* **INFORMATION GIVEN**:
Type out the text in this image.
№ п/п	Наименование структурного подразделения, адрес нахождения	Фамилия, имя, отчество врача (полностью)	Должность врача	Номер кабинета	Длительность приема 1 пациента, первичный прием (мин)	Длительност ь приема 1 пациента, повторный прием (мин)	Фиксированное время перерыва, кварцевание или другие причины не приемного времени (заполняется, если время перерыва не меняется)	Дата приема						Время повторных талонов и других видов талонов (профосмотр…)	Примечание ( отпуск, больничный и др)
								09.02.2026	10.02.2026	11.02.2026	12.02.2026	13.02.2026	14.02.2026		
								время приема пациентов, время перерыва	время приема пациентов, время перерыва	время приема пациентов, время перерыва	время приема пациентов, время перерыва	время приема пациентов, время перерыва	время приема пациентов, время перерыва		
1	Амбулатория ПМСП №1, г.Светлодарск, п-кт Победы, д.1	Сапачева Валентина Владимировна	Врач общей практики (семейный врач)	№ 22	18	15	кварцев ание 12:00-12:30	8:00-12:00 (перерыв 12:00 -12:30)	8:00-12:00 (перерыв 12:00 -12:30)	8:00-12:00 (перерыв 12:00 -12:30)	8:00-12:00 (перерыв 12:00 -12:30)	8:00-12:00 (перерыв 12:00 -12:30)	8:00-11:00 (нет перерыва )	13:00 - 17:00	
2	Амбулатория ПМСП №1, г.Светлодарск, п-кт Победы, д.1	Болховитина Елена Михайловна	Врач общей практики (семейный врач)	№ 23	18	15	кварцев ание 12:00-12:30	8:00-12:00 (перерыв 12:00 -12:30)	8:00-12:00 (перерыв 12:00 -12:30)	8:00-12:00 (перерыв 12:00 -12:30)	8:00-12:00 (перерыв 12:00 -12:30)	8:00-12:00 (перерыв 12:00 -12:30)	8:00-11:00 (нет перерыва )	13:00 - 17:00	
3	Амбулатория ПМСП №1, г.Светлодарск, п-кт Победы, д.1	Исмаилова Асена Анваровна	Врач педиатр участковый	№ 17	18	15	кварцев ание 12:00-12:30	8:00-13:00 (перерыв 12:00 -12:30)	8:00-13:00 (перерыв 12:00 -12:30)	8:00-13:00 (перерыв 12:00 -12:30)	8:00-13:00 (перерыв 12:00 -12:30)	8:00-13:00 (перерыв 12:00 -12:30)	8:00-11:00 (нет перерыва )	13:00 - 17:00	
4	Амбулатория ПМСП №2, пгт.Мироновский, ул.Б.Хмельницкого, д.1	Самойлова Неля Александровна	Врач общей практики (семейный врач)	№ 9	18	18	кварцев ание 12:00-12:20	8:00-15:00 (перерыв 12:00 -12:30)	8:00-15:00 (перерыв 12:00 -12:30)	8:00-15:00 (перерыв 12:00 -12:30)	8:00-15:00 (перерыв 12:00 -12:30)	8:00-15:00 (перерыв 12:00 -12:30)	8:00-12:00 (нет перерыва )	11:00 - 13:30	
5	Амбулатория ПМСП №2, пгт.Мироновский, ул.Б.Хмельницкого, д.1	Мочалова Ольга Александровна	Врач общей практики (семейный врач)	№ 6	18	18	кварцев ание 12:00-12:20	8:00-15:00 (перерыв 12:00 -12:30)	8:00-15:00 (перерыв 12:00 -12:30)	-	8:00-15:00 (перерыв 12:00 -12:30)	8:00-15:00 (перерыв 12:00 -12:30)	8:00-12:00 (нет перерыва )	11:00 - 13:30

* **THE PROBLEM**:
Every line holding "Александровна" should be copied out.

* **CORRECT RESPONSE**:
4	Амбулатория ПМСП №2, пгт.Мироновский, ул.Б.Хмельницкого, д.1	Самойлова Неля Александровна	Врач общей практики (семейный врач)	№ 9	18	18	кварцев ание 12:00-12:20	8:00-15:00 (перерыв 12:00 -12:30)	8:00-15:00 (перерыв 12:00 -12:30)	8:00-15:00 (перерыв 12:00 -12:30)	8:00-15:00 (перерыв 12:00 -12:30)	8:00-15:00 (перерыв 12:00 -12:30)	8:00-12:00 (нет перерыва )	11:00 - 13:30	
5	Амбулатория ПМСП №2, пгт.Мироновский, ул.Б.Хмельницкого, д.1	Мочалова Ольга Александровна	Врач общей практики (семейный врач)	№ 6	18	18	кварцев ание 12:00-12:20	8:00-15:00 (перерыв 12:00 -12:30)	8:00-15:00 (перерыв 12:00 -12:30)	-	8:00-15:00 (перерыв 12:00 -12:30)	8:00-15:00 (перерыв 12:00 -12:30)	8:00-12:00 (нет перерыва )	11:00 - 13:30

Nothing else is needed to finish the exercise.